:: TEXT EXTRACT ::

□ □ □

Monday, December 8, 2014

Because Columbia Law students are such fragile flowers . . .

 . . . they can apply to have this semester's finals postponed if the Ferguson and Staten Island situations have unduly traumatized them:

In his email to the Columbia Law School community, interim dean Robert Scott said “students who feel that their performance on examinations will be sufficiently impaired due to the effects of these recent events may petition Dean Alice Rigas to have an examination rescheduled.” It was obvious that the “petition” is a formality. In grand jury parlance, dean Rigas would approve a ham sandwich.
But just to be sure, and to avoid taxing the minds of traumatized students, the law school has sent out the following email:
We are writing with information about how to go about postponing your exams, in the event that you choose to do so, due to trauma in the wake of recent national events. Exam postponement will be granted on an individual, “opt-out” basis. In order to postpone your exam(s), please email Dean Alice Rigas (arigas@law.columbia.edu) in the Registrar’s Office. The email need not be extensive and each person’s language may be the same. We are providing sample language for your email request below.
Subject: Emergency Action: Request for Exam Extension
Dear Dean Rigas,
In light of recent traumatic events, I would like to request a(n) exam extension for the following exam(s).

□ □ □

:: COMPLETE THE FOLLOWING ::
1: In the post on Columbia Law exam postponements, which office is Dean Alice Rigas in?
2: Reproduce the part of the post on Columbia Law exam postponements starting with "But just to" and going on through "email request below.".

:: AVAILABLE DATA ::
□ □ □

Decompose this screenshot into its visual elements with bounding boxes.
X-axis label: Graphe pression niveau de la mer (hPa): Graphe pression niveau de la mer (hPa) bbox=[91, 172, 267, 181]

□ □ □

:: PER-TASK ANSWERS ::
1: The Registrar's Office.

2:
But just to be sure, and to avoid taxing the minds of traumatized students, the law school has sent out the following email:
We are writing with information about how to go about postponing your exams, in the event that you choose to do so, due to trauma in the wake of recent national events. Exam postponement will be granted on an individual, “opt-out” basis. In order to postpone your exam(s), please email Dean Alice Rigas (arigas@law.columbia.edu) in the Registrar’s Office. The email need not be extensive and each person’s language may be the same. We are providing sample language for your email request below.